Directive
Reproduce the records below exactly as they appear, omitting any pictures they contain.
start Records to process
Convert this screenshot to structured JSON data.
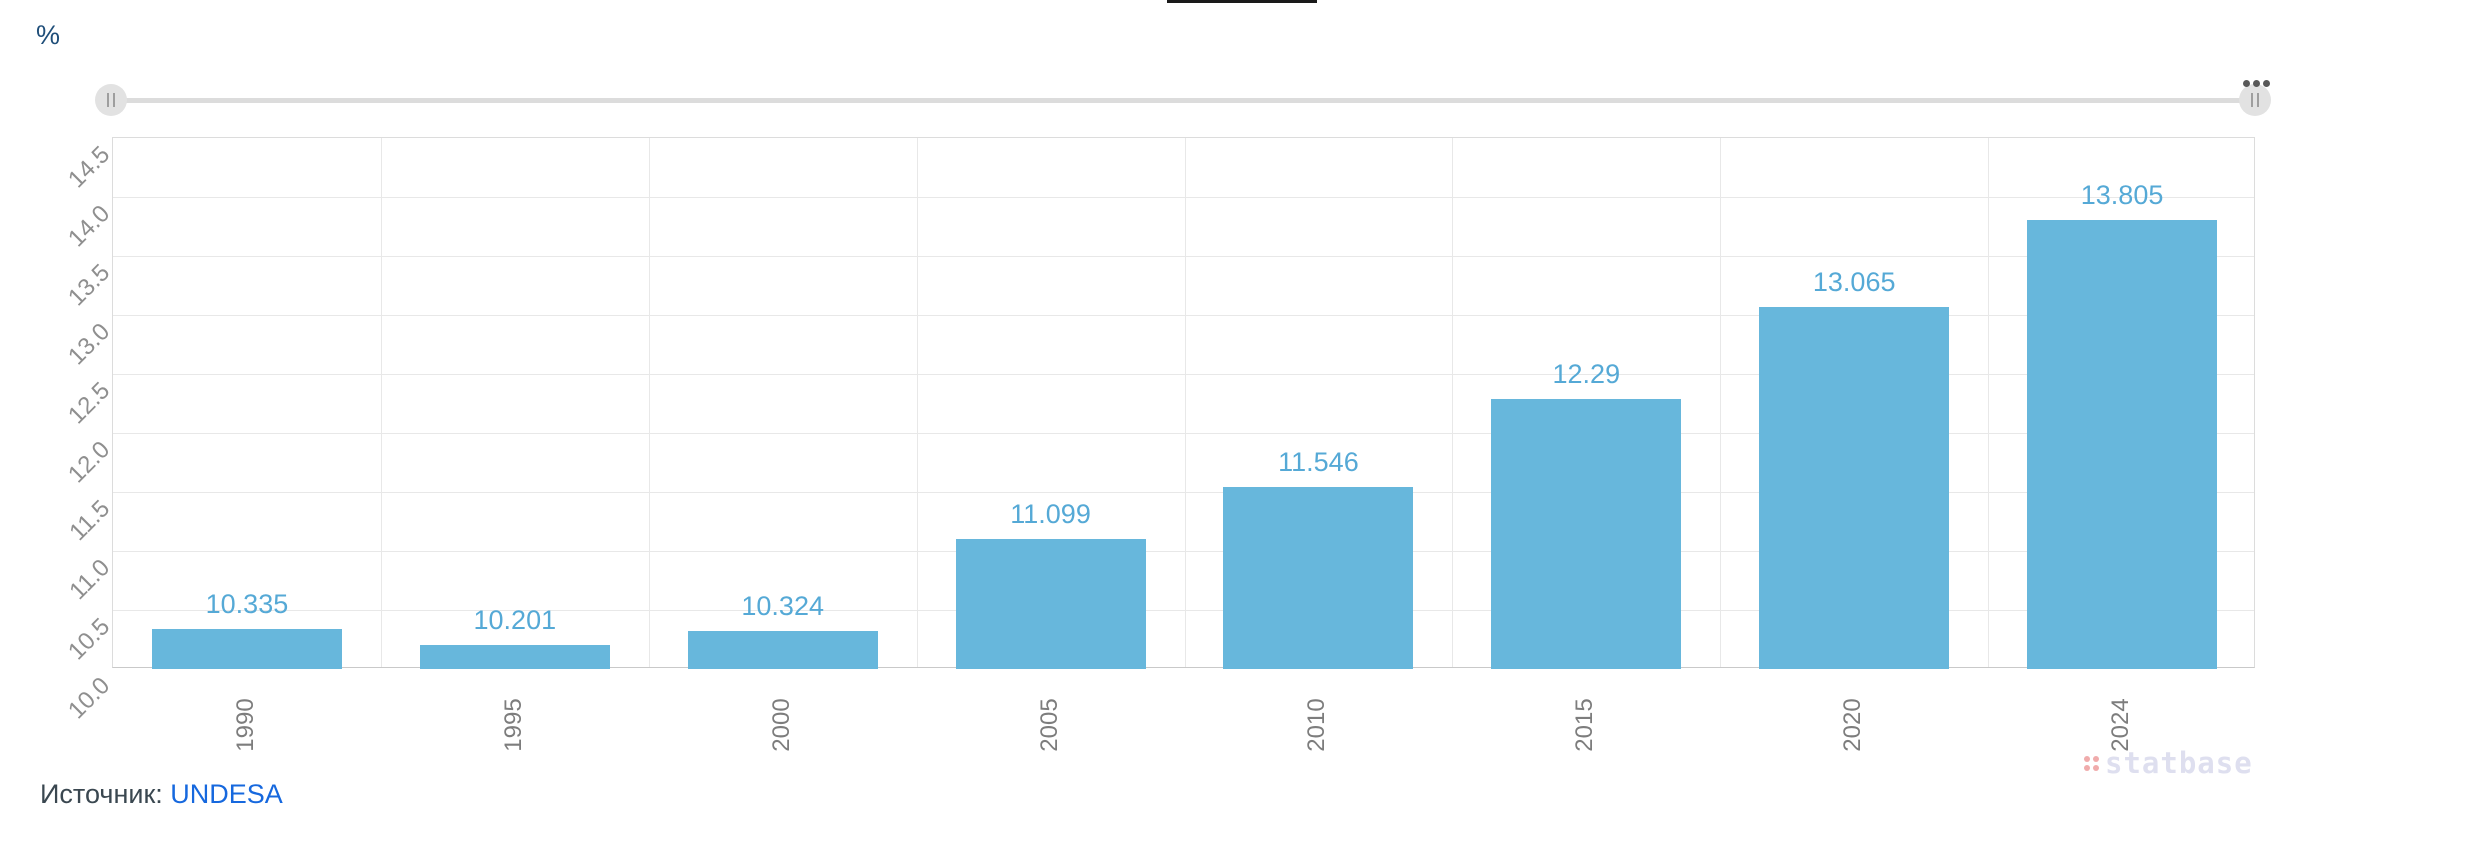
{
  "unit_label": "%",
  "chart_data": {
    "type": "bar",
    "categories": [
      "1990",
      "1995",
      "2000",
      "2005",
      "2010",
      "2015",
      "2020",
      "2024"
    ],
    "values": [
      10.335,
      10.201,
      10.324,
      11.099,
      11.546,
      12.29,
      13.065,
      13.805
    ],
    "value_labels": [
      "10.335",
      "10.201",
      "10.324",
      "11.099",
      "11.546",
      "12.29",
      "13.065",
      "13.805"
    ],
    "title": "",
    "xlabel": "",
    "ylabel": "%",
    "ylim": [
      10.0,
      14.5
    ],
    "ytick_step": 0.5,
    "ytick_labels": [
      "10.0",
      "10.5",
      "11.0",
      "11.5",
      "12.0",
      "12.5",
      "13.0",
      "13.5",
      "14.0",
      "14.5"
    ],
    "grid": true,
    "legend": "none",
    "bar_color": "#67B7DC",
    "value_label_color": "#55A9D6"
  },
  "scrollbar": {
    "left_handle_icon": "drag-grip",
    "right_handle_icon": "drag-grip",
    "menu_icon": "ellipsis"
  },
  "source": {
    "label": "Источник:",
    "link_text": "UNDESA"
  },
  "watermark": {
    "logo_icon": "statbase-dots",
    "text": "statbase"
  },
  "colors": {
    "bar": "#67B7DC",
    "value_label": "#55A9D6",
    "y_axis_label": "#8f8f8f",
    "x_axis_label": "#7d7d7d",
    "grid_line": "#e8e8e8",
    "plot_border": "#dcdcdc",
    "axis_bottom_line": "#c9c9c9",
    "unit_label": "#1F4E79",
    "source_text": "#3A4750",
    "source_link": "#1668DE",
    "watermark_text": "#DEDFEF",
    "watermark_dots": "#F0ABAB",
    "scrollbar_track": "#dcdcdc",
    "scrollbar_handle": "#e2e2e2",
    "scrollbar_grip": "#9e9e9e",
    "menu_dots": "#595959",
    "top_line": "#1a1a1a"
  }
}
end Records to process
Expected output
Convert this screenshot to structured JSON data.
{
  "unit_label": "%",
  "chart_data": {
    "type": "bar",
    "categories": [
      "1990",
      "1995",
      "2000",
      "2005",
      "2010",
      "2015",
      "2020",
      "2024"
    ],
    "values": [
      10.335,
      10.201,
      10.324,
      11.099,
      11.546,
      12.29,
      13.065,
      13.805
    ],
    "value_labels": [
      "10.335",
      "10.201",
      "10.324",
      "11.099",
      "11.546",
      "12.29",
      "13.065",
      "13.805"
    ],
    "title": "",
    "xlabel": "",
    "ylabel": "%",
    "ylim": [
      10.0,
      14.5
    ],
    "ytick_step": 0.5,
    "ytick_labels": [
      "10.0",
      "10.5",
      "11.0",
      "11.5",
      "12.0",
      "12.5",
      "13.0",
      "13.5",
      "14.0",
      "14.5"
    ],
    "grid": true,
    "legend": "none",
    "bar_color": "#67B7DC",
    "value_label_color": "#55A9D6"
  },
  "scrollbar": {
    "left_handle_icon": "drag-grip",
    "right_handle_icon": "drag-grip",
    "menu_icon": "ellipsis"
  },
  "source": {
    "label": "Источник:",
    "link_text": "UNDESA"
  },
  "watermark": {
    "logo_icon": "statbase-dots",
    "text": "statbase"
  },
  "colors": {
    "bar": "#67B7DC",
    "value_label": "#55A9D6",
    "y_axis_label": "#8f8f8f",
    "x_axis_label": "#7d7d7d",
    "grid_line": "#e8e8e8",
    "plot_border": "#dcdcdc",
    "axis_bottom_line": "#c9c9c9",
    "unit_label": "#1F4E79",
    "source_text": "#3A4750",
    "source_link": "#1668DE",
    "watermark_text": "#DEDFEF",
    "watermark_dots": "#F0ABAB",
    "scrollbar_track": "#dcdcdc",
    "scrollbar_handle": "#e2e2e2",
    "scrollbar_grip": "#9e9e9e",
    "menu_dots": "#595959",
    "top_line": "#1a1a1a"
  }
}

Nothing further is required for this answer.